General Motors sotto accusa per i mancati richiami (e 300 persone morte). Ma rischia di più la superautohority Usa

Crolla il mito dell'Nhtsa? La super-authority americana che da decenni viene indicata come modello di vero potere capace di imporre un richiamo a una casa automobilistica ogniqualvolta sia necessario per proteggere i consumatori ora viene accusata di aver lasciato che la General Motors lasciasse in circolazione alcuni suoi modelli in cui sapeva esserci il rischio che l'airbag non si gonfiasse in caso d'incidente. Questo, secondo le stime dell'associazione, avrebbe provocato la morte di circa 300 persone. In ogni caso, nessuno dei modelli sotto accusa è stato commercializzato ufficialmente in Italia.

Per una sorta di nemesi, l'accusa viene da un'associazione fondata da Ralph Nader, l'avvocato consumerista che con le sue denunce di mezzo secolo fa contribuì proprio a creare il mito dell'Hhtsa.

Che dire? Negli Usa i richiami si fanno più spesso che in Europa e che questo sembra dovuto solo in parte a maggiori carenze di qualità da parte dei costruttori locali, per cui il resto sembra dovuto proprio alla maggior severità dell'autorità di controllo. Tanto che ci sono anche state polemiche di alcune case, che si sono sentite vessate dalle prescrizioni dell'Hhtsa. Però l'assenza di reazioni ufficiali da parte dell'ente fa pensare: se avessero avuto abbastanza elementi per sbugiardare subito l'associazione di Nader, lo avrebbero fatto subito. Comunque, stiamo a vedere che cosa accadrà nei prossimi giorni.

——————

◆ **Consegne**
1. Nell'articolo su General Motors, chi ha fondato l'associazione da cui viene l'accusa?
2. Trascrivi dall'articolo su General Motors il passo che comincia con le parole "Crolla il mito" e fermati dopo "il mito dell'Hhtsa.".
Le righe riportate qui non servono per svolgere l'esercizio.

(Voci salvate)
——————

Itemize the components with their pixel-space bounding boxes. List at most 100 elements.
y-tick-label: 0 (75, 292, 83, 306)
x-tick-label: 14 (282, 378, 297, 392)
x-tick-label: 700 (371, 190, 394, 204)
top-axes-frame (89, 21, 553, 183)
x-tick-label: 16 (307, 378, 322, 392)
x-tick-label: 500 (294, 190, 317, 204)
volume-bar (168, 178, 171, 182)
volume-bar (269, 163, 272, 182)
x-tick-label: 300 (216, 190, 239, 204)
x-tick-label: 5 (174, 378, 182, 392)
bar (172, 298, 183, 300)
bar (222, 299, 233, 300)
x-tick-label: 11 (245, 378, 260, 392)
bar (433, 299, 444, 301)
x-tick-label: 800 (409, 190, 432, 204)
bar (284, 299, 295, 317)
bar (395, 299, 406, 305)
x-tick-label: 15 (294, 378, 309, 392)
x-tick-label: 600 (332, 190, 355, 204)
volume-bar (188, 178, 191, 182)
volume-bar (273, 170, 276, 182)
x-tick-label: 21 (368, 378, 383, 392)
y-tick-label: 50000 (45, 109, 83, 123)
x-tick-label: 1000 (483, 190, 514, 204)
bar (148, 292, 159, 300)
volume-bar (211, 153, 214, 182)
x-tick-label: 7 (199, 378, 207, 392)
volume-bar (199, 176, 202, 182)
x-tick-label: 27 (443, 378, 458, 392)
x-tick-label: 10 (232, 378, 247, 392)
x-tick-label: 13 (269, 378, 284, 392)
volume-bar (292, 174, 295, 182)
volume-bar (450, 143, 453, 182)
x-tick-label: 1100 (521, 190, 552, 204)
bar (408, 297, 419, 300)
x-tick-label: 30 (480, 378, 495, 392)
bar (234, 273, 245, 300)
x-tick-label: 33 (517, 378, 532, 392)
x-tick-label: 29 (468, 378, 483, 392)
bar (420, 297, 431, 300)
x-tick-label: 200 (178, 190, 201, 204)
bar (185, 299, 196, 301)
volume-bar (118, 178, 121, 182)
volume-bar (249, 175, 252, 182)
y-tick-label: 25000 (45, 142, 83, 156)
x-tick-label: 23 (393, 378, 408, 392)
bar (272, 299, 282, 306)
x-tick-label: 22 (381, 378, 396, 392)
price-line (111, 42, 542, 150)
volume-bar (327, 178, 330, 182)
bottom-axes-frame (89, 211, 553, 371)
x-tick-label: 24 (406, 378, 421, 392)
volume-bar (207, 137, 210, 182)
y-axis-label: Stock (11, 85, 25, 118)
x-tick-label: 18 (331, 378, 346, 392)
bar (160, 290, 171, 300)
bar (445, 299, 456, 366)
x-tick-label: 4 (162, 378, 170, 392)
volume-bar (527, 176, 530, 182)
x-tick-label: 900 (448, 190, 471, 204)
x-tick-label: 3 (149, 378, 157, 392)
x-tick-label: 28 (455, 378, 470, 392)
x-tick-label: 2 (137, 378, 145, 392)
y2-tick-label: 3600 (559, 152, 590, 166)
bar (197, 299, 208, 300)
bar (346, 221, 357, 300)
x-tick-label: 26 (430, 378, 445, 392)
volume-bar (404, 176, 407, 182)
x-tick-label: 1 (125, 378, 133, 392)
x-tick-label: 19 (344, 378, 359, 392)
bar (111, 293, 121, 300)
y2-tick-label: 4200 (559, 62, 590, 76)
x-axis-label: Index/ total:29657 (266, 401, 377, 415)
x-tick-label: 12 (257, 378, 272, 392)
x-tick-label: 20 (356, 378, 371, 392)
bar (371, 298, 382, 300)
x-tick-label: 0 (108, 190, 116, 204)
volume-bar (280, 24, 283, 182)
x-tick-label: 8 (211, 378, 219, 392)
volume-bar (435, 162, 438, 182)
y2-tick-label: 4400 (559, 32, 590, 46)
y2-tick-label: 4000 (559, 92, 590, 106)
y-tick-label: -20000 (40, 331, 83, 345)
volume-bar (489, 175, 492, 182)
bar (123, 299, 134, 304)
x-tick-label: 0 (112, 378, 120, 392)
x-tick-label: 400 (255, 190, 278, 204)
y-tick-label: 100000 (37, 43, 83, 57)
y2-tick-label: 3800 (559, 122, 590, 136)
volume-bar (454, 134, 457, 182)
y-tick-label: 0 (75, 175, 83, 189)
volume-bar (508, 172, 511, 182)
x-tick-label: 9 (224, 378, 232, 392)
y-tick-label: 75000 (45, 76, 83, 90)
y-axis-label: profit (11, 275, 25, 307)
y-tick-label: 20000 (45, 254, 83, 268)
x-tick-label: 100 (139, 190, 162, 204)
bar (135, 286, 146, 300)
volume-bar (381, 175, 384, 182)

——————

◆ **Soluzioni**
1. Ralph Nader, l'avvocato consumerista.

2.
Crolla il mito dell'Nhtsa? La super-authority americana che da decenni viene indicata come modello di vero potere capace di imporre un richiamo a una casa automobilistica ogniqualvolta sia necessario per proteggere i consumatori ora viene accusata di aver lasciato che la General Motors lasciasse in circolazione alcuni suoi modelli in cui sapeva esserci il rischio che l'airbag non si gonfiasse in caso d'incidente. Questo, secondo le stime dell'associazione, avrebbe provocato la morte di circa 300 persone. In ogni caso, nessuno dei modelli sotto accusa è stato commercializzato ufficialmente in Italia.

Per una sorta di nemesi, l'accusa viene da un'associazione fondata da Ralph Nader, l'avvocato consumerista che con le sue denunce di mezzo secolo fa contribuì proprio a creare il mito dell'Hhtsa.